Selected excerpt »

■ ■ ■ ■ ■ ■ ■

Del Alma: An Introduction to the Exhibition

Del Alma: Latina Portraits from the Vincent Price Art Museum is an exhibition that presents an intergenerational group of portraits by Los Angeles-based Latina artists, who collectively explore portraiture and cultural identity through diverse forms of creative expression. Organized in partnership with The Music Center and on view at the Founders Room at the historic Dorothy Chandler Pavilion, the exhibition’s intimate portraits showcase how the selected artists carefully render their subject’s strength and likeness while also referencing broader themes of Latinx culture, pop aesthetics, genre painting, and matrilineal and interpersonal relationships. In this essay, I reflect on the historical movements and contemporary contexts of the Latina artists featured in the exhibition, offering a unique glimpse into the permanent collection at the Vincent Price Art Museum.

Margaret Garcia, Alma and Her Bitch. Oil on canvas, 1988. Photography by Joshua Schaedel. Courtesy of Vincent Price Art Museum.

Chicanas in El Movimiento

While diverse in origin, many of the selected artists in this exhibition identify as Chicana– and are central to the canon of contemporary Chicana art history. Historically, Chicano art was a male-dominated field amid an era of political strife, racist politics, and a Eurocentric art market that often ignored art by Chicanos. This collective attitude deemed them irrelevant to private collectors or within prominent cultural institutions. During the civil-rights era of the 1960s and 70s, Chicano youth fought for empowerment within their political and social standings through protest and artistic production. ‘El Movimiento’1 manifested outwardly as a politically fueled art movement against social and political inequality amongst Chicano youth, predominantly male-led and through large-scale public murals within Los Angeles. Although women were prominent in the Chicana Art Movement, they sought to articulate more clearly their role in society.2 

Excluded from mainstream galleries and public art spaces, many Chicana artists shifted towards different mediums, and by the mid to late 1970s, a great surge of (Chicana) women artists sought out possibilities of creating exhibitions of smaller, intimate and representational artworks that reflected different realities and perceptions.3 Artists featured in this exhibition like Patssi Valdez undeniably were witness to and participated in this shift of cultural and artistic production within Los Angeles.

■ ■ ■ ■ ■ ■ ■

Data shown »
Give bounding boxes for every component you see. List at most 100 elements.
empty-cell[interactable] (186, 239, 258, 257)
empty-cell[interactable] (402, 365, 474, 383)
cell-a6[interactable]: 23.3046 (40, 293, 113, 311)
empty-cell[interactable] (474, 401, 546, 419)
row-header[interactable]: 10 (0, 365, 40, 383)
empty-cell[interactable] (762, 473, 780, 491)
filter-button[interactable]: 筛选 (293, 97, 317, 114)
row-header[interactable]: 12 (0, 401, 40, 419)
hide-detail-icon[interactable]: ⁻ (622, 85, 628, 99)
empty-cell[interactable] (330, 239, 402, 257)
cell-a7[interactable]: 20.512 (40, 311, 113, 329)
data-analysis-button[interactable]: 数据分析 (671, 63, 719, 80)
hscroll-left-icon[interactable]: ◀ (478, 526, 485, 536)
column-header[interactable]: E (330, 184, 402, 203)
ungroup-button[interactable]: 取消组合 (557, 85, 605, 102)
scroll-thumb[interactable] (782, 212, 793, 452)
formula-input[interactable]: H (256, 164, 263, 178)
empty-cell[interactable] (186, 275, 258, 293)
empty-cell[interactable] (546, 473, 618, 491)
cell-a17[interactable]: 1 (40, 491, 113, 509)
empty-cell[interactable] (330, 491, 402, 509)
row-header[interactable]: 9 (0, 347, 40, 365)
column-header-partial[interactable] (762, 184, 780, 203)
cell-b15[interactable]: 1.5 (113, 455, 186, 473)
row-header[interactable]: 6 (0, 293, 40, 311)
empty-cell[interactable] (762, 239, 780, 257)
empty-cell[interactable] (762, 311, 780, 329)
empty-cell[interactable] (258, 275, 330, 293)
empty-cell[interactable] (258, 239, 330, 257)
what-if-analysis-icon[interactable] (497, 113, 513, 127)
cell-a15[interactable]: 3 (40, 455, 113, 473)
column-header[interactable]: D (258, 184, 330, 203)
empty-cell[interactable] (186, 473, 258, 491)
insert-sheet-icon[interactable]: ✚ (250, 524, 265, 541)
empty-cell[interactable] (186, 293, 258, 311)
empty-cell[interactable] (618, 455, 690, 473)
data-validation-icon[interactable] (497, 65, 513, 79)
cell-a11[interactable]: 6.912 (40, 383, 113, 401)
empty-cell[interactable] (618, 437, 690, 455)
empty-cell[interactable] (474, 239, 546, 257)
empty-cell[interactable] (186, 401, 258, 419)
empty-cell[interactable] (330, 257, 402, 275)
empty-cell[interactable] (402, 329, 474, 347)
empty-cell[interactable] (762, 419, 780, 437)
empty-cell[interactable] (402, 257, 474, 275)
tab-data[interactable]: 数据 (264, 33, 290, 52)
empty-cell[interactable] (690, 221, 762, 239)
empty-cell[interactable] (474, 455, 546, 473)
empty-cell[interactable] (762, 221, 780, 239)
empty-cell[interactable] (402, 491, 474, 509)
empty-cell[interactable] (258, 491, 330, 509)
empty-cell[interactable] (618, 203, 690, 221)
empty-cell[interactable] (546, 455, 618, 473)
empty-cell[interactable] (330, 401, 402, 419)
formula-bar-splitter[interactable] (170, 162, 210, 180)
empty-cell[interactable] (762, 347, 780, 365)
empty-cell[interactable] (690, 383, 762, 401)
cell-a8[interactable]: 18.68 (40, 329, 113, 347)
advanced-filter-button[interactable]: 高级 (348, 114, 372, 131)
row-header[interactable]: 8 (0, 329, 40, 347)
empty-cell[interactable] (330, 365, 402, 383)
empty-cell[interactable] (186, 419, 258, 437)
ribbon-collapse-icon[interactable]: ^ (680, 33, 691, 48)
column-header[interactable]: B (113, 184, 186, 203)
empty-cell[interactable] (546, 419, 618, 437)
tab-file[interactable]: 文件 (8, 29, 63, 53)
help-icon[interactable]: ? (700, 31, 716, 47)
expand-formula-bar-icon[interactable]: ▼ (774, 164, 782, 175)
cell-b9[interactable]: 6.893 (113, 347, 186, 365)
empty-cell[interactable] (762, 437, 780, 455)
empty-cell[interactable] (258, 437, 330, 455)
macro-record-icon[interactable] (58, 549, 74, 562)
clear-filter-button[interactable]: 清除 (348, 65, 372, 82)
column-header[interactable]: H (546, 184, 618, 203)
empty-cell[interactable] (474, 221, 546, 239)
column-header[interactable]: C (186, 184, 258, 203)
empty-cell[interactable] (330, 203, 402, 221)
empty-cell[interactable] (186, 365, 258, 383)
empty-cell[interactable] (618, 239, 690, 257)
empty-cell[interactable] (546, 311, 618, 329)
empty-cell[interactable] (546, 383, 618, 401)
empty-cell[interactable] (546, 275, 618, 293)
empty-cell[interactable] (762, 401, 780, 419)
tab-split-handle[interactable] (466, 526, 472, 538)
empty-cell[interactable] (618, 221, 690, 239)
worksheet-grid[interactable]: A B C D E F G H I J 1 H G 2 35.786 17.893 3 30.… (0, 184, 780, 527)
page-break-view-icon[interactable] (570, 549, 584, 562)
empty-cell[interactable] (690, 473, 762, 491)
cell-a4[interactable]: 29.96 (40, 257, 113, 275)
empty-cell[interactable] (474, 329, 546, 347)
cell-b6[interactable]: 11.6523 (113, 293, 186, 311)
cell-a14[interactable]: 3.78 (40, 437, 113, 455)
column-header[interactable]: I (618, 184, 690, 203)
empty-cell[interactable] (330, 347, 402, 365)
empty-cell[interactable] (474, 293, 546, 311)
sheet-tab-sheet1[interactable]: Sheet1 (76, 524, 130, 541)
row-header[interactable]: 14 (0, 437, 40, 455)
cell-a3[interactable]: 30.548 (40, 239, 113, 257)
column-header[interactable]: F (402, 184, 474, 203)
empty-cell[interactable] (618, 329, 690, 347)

■ ■ ■ ■ ■ ■ ■

Continue the essay on the Del Alma exhibition of Latina portraits from the point where it stops, keeping its textbook voice.

Exercise response »
Global Influences

Works featured in this exhibition date from the 1980s to the 2000s, with historic and global artistic influences serving as a unifying throughline, such as 20th-century art movements like German Expressionism, 17th-century Genre painting, Modern art, and Pop aesthetics. For example, artist Yolanda Gonzalez commonly evokes twentieth-century German Expressionism in her paintings. Featured in this exhibition are two of Gonzalez’s paintings titled Thoughts of Hope (1993) and Marissa with Green Hat on Red Couch (date unknown). In Thoughts of Hope, she portrays a gestural, abstract red woman with blue hair and a fang-like snout, juxtaposing the optimistic title, presenting a demon-like figure that directly confronts the viewer amid its visceral secrecy. Painted on a wooden panel, the figure features thick bold outlines, a muted color palette of swampy yellows, earthly greens, and a bright red body. Marissa with Green Hat features a commonly portrayed subject in Gonzalez’s Figurative series Marissa Gomez; her long-time muse4, on par with Gonzalez’s subject matter that often features women close to her through personal relationships and matrilineal lineage. Gonzalez’s oeuvre is heavily influenced by time spent amid her residencies abroad such as Ginza, Japan which helped shape her artistry, ultimately fusing her global influences into a contemporary Latinx and Chicana aesthetic.

(Left) Yolanda Gonzalez, Thoughts of Hope, 1993. Oil on wood. (Right) Yolanda Gonzalez, Marissa with Green Hat on Red Couch. Date unknown, Serigraph. Photography by Joshua Schaedel. Courtesy of Vincent Price Art Museum.

Two additional artists in this exhibition, Diane Gamboa and Sonia Romero, render very distinctive styles of abstract motifs in their works commenting on the gender roles of women in society with playful, colorful, and pop aesthetics within their art practices. Both portray non-naturalistic paintings of women with themes that explore narratives of womanhood. Romeros’ painting of a young girl motif in bright blues and pinks reveals a period of adolescent transformation into adulthood and takes influences from Italian ex-votos or religious imagery. Diane Gamboa, a Los Angeles-based artist, has been producing, exhibiting, and curating visual art in Southern California since the 1980s. Experimental and diverse in her artistic practice, she is well known for her extensive range of artistry, including photography, paper fashion design, and performance art. Her paintings often include bright and saturated color palettes exploring themes of gender politics, cultural identity, and spiritualism.

Patssi Valdez, Memories of France, 1990. Acrylic on canvas. Photography by Joshua Schaedel. Courtesy of the Vincent Price Art Museum.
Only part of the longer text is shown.